● **Objective**
Pick out the lines in the listing below that contain the word "macromolecular" and copy them.

● **Given data**
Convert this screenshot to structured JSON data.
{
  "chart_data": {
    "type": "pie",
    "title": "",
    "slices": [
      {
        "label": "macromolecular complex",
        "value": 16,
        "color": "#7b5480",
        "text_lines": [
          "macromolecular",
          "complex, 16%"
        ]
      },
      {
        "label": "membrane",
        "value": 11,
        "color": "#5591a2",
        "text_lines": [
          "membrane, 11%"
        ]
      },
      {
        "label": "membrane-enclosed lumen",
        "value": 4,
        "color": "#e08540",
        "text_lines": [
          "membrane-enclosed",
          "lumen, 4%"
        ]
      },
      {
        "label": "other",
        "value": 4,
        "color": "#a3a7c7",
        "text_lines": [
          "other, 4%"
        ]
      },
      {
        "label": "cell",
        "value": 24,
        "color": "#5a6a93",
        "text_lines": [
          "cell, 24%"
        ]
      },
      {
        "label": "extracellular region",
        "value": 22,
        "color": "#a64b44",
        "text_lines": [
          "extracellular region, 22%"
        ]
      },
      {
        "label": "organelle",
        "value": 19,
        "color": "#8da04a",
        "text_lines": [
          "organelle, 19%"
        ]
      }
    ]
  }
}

● **Response**
        "label": "macromolecular complex",
          "macromolecular",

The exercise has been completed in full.